(Written instruction): Copy every line of the listing below verbatim.

[Annotated element listings]
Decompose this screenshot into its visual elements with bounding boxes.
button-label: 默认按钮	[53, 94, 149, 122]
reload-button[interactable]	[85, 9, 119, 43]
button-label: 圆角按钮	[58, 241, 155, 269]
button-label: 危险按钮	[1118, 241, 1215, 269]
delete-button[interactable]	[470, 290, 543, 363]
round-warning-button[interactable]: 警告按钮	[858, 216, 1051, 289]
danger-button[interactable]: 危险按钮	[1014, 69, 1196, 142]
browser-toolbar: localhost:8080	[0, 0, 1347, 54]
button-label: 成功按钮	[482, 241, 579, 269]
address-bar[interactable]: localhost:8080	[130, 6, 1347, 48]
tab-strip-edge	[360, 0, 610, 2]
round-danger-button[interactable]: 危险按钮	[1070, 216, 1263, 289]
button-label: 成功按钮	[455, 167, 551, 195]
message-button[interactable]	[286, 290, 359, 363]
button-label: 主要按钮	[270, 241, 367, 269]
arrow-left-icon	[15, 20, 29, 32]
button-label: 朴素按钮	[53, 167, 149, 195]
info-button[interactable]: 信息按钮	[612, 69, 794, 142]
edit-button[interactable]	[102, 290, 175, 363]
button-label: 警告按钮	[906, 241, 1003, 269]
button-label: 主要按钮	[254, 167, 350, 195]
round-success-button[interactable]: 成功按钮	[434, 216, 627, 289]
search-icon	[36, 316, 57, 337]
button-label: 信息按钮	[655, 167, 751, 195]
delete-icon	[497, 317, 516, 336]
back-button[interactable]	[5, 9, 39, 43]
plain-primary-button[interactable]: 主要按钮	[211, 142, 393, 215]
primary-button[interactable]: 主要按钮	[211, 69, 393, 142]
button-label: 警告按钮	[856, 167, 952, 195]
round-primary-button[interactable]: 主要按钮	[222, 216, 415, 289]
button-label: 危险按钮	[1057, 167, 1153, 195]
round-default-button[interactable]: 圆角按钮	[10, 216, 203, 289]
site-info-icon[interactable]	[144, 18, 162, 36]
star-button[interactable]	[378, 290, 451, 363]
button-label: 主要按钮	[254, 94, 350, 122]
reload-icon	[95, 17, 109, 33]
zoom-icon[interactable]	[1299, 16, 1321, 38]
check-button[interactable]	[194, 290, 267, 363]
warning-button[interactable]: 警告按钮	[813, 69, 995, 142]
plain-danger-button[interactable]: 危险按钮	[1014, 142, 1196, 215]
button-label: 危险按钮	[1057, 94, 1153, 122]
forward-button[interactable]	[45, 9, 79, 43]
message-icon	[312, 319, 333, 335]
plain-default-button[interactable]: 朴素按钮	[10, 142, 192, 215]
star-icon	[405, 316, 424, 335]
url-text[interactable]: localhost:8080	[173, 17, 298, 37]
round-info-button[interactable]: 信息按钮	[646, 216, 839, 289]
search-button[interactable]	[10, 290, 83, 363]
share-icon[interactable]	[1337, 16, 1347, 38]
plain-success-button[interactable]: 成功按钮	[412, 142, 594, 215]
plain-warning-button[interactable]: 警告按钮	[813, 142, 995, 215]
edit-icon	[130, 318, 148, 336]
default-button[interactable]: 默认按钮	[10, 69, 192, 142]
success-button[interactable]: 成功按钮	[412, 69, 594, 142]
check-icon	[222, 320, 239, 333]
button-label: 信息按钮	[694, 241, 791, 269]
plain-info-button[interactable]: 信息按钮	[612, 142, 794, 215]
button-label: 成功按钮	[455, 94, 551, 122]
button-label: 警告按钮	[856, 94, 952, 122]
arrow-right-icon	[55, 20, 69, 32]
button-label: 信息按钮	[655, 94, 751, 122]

(Response to the task):
Decompose this screenshot into its visual elements with bounding boxes.
button-label: 默认按钮	[53, 94, 149, 122]
reload-button[interactable]	[85, 9, 119, 43]
button-label: 圆角按钮	[58, 241, 155, 269]
button-label: 危险按钮	[1118, 241, 1215, 269]
delete-button[interactable]	[470, 290, 543, 363]
round-warning-button[interactable]: 警告按钮	[858, 216, 1051, 289]
danger-button[interactable]: 危险按钮	[1014, 69, 1196, 142]
browser-toolbar: localhost:8080	[0, 0, 1347, 54]
button-label: 成功按钮	[482, 241, 579, 269]
address-bar[interactable]: localhost:8080	[130, 6, 1347, 48]
tab-strip-edge	[360, 0, 610, 2]
round-danger-button[interactable]: 危险按钮	[1070, 216, 1263, 289]
button-label: 成功按钮	[455, 167, 551, 195]
message-button[interactable]	[286, 290, 359, 363]
button-label: 主要按钮	[270, 241, 367, 269]
arrow-left-icon	[15, 20, 29, 32]
button-label: 朴素按钮	[53, 167, 149, 195]
info-button[interactable]: 信息按钮	[612, 69, 794, 142]
edit-button[interactable]	[102, 290, 175, 363]
button-label: 警告按钮	[906, 241, 1003, 269]
button-label: 主要按钮	[254, 167, 350, 195]
round-success-button[interactable]: 成功按钮	[434, 216, 627, 289]
search-icon	[36, 316, 57, 337]
button-label: 信息按钮	[655, 167, 751, 195]
delete-icon	[497, 317, 516, 336]
back-button[interactable]	[5, 9, 39, 43]
plain-primary-button[interactable]: 主要按钮	[211, 142, 393, 215]
primary-button[interactable]: 主要按钮	[211, 69, 393, 142]
button-label: 警告按钮	[856, 167, 952, 195]
round-primary-button[interactable]: 主要按钮	[222, 216, 415, 289]
button-label: 危险按钮	[1057, 167, 1153, 195]
round-default-button[interactable]: 圆角按钮	[10, 216, 203, 289]
site-info-icon[interactable]	[144, 18, 162, 36]
star-button[interactable]	[378, 290, 451, 363]
button-label: 主要按钮	[254, 94, 350, 122]
reload-icon	[95, 17, 109, 33]
zoom-icon[interactable]	[1299, 16, 1321, 38]
check-button[interactable]	[194, 290, 267, 363]
warning-button[interactable]: 警告按钮	[813, 69, 995, 142]
plain-danger-button[interactable]: 危险按钮	[1014, 142, 1196, 215]
button-label: 危险按钮	[1057, 94, 1153, 122]
forward-button[interactable]	[45, 9, 79, 43]
message-icon	[312, 319, 333, 335]
plain-default-button[interactable]: 朴素按钮	[10, 142, 192, 215]
star-icon	[405, 316, 424, 335]
url-text[interactable]: localhost:8080	[173, 17, 298, 37]
round-info-button[interactable]: 信息按钮	[646, 216, 839, 289]
search-button[interactable]	[10, 290, 83, 363]
share-icon[interactable]	[1337, 16, 1347, 38]
plain-success-button[interactable]: 成功按钮	[412, 142, 594, 215]
plain-warning-button[interactable]: 警告按钮	[813, 142, 995, 215]
edit-icon	[130, 318, 148, 336]
default-button[interactable]: 默认按钮	[10, 69, 192, 142]
success-button[interactable]: 成功按钮	[412, 69, 594, 142]
check-icon	[222, 320, 239, 333]
button-label: 信息按钮	[694, 241, 791, 269]
plain-info-button[interactable]: 信息按钮	[612, 142, 794, 215]
button-label: 成功按钮	[455, 94, 551, 122]
button-label: 警告按钮	[856, 94, 952, 122]
arrow-right-icon	[55, 20, 69, 32]
button-label: 信息按钮	[655, 94, 751, 122]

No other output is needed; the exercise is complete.